**DATA ROWS:**
┌────────
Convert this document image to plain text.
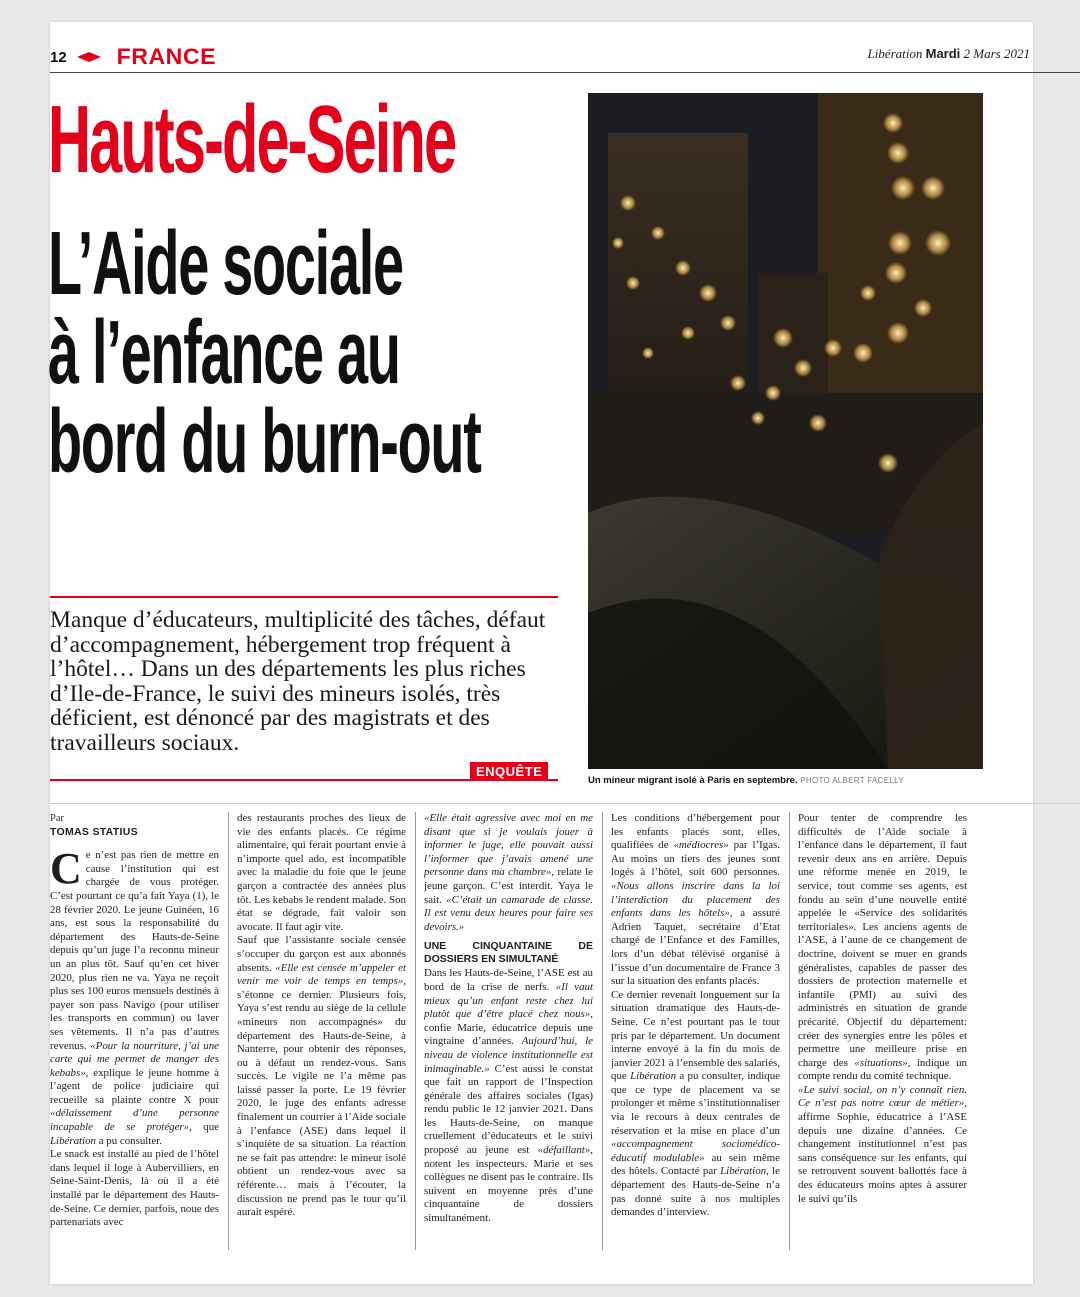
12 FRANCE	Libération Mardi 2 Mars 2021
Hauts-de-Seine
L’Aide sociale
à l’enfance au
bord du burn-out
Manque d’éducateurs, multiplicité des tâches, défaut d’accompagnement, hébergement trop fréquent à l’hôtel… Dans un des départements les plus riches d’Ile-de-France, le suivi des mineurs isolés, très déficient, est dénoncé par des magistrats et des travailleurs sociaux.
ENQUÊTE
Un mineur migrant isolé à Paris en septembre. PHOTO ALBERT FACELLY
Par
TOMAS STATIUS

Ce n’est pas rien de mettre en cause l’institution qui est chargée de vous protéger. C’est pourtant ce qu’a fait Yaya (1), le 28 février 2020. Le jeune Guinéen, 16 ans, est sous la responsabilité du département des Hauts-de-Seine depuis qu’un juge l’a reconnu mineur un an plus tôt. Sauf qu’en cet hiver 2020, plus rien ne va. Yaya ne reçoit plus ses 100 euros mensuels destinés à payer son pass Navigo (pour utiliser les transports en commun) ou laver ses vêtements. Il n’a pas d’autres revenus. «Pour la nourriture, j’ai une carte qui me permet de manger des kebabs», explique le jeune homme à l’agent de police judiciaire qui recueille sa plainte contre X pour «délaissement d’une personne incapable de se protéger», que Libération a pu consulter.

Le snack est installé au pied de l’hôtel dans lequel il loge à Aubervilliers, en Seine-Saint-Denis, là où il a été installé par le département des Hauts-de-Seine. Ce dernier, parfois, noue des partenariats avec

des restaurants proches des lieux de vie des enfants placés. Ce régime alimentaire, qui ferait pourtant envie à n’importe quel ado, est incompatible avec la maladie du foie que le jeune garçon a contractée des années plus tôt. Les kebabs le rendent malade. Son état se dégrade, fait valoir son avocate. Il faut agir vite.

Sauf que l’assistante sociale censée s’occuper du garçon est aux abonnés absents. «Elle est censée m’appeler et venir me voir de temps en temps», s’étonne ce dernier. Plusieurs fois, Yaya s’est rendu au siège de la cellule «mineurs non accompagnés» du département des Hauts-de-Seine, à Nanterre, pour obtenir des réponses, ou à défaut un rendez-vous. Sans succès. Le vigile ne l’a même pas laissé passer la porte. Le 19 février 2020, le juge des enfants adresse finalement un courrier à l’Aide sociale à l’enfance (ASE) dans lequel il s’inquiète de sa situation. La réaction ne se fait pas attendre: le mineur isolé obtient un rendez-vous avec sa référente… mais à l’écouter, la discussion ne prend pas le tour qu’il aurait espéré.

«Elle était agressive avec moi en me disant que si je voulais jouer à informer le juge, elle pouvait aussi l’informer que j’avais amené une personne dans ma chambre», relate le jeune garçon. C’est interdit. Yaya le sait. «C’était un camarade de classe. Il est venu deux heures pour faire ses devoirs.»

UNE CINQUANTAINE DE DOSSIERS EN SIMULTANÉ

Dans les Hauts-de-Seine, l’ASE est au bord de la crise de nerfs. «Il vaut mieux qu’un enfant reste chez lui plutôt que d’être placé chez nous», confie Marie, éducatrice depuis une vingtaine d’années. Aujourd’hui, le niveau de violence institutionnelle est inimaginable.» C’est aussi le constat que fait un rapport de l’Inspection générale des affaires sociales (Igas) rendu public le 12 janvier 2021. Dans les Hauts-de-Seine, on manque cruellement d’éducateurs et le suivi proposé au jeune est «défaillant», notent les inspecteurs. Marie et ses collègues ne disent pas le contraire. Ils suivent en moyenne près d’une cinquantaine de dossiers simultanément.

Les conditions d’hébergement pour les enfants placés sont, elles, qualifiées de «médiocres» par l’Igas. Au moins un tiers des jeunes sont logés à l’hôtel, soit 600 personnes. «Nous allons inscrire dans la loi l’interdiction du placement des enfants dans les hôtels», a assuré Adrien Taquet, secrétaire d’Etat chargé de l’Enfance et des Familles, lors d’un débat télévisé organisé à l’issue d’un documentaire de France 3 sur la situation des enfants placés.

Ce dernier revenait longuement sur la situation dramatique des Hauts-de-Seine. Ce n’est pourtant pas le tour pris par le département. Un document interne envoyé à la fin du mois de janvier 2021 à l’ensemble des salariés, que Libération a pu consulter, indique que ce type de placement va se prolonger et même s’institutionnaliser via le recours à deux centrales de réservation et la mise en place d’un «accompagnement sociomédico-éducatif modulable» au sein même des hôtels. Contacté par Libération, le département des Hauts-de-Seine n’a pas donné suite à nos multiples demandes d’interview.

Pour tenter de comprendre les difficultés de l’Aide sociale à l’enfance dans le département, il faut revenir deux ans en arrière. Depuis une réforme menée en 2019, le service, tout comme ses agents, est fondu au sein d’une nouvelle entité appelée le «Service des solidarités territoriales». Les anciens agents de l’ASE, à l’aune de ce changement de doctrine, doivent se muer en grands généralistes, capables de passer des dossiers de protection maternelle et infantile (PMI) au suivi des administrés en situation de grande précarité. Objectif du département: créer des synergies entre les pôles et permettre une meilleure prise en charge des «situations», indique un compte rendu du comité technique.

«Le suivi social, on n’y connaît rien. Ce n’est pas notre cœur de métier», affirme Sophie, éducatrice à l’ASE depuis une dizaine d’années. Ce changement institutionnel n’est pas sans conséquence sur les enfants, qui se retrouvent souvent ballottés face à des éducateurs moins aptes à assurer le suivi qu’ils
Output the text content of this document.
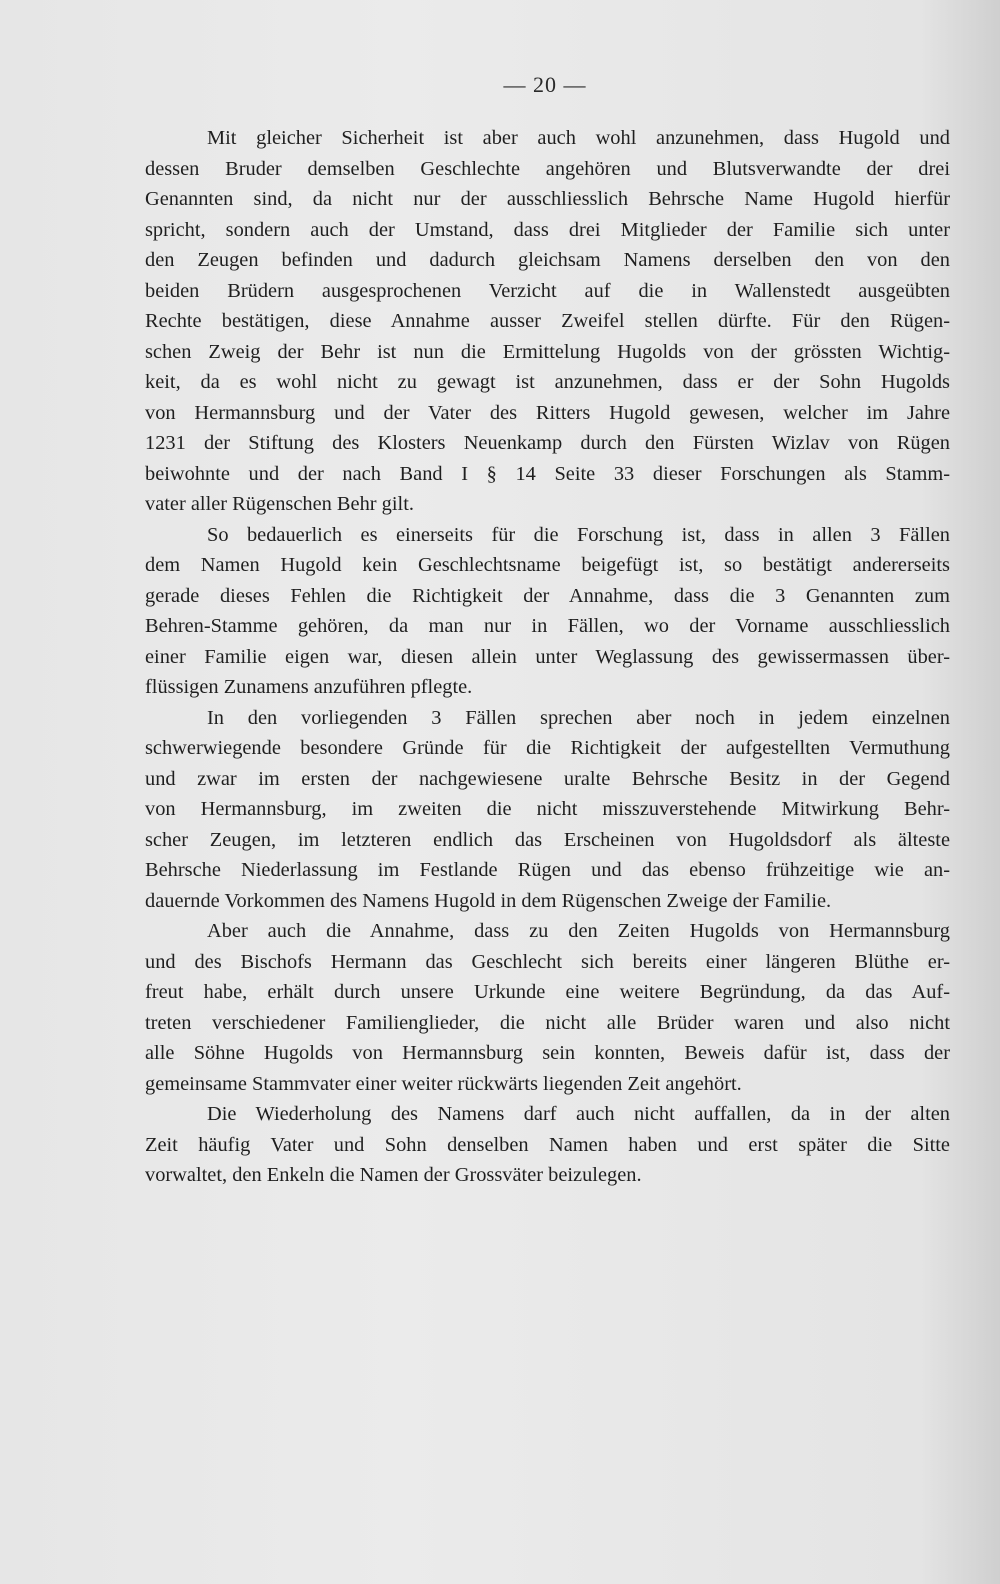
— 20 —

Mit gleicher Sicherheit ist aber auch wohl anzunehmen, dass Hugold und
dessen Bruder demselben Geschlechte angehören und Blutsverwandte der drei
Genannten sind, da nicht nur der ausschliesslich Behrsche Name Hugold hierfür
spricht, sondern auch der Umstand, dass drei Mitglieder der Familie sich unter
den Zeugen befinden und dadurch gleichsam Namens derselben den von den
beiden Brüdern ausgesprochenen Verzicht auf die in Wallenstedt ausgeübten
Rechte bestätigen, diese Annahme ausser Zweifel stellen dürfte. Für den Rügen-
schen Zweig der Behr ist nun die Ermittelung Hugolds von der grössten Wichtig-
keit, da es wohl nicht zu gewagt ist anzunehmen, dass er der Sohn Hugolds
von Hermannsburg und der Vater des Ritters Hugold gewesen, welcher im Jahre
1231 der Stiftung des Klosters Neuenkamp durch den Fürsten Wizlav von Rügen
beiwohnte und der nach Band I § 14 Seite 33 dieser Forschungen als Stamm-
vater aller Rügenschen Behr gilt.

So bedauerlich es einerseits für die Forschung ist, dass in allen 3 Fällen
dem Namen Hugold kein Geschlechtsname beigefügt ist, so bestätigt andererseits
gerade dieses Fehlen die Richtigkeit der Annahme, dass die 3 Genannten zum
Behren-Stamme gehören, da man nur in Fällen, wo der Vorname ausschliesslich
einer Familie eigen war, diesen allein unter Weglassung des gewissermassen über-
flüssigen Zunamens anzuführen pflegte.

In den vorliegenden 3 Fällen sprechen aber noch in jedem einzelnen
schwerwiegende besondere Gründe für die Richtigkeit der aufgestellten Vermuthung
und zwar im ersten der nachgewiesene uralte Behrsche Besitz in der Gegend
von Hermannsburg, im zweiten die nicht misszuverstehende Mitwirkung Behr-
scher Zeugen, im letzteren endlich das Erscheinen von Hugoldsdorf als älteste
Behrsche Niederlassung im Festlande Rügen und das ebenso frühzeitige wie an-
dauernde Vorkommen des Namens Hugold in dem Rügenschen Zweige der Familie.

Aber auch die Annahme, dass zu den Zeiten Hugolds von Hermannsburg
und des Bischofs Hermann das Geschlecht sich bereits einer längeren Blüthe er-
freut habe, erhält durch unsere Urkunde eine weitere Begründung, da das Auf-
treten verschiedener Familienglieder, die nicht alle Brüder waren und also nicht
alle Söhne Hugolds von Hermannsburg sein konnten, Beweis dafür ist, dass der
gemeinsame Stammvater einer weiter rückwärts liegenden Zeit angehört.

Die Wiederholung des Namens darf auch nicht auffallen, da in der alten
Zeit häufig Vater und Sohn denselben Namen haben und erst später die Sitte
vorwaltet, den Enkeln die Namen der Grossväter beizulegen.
└────────
**YOUR TASK:** Identify and extract each line of the listing that contains "ausschliesslich".

**COMPLETE OUTPUT:**
Genannten sind, da nicht nur der ausschliesslich Behrsche Name Hugold hierfür
Behren-Stamme gehören, da man nur in Fällen, wo der Vorname ausschliesslich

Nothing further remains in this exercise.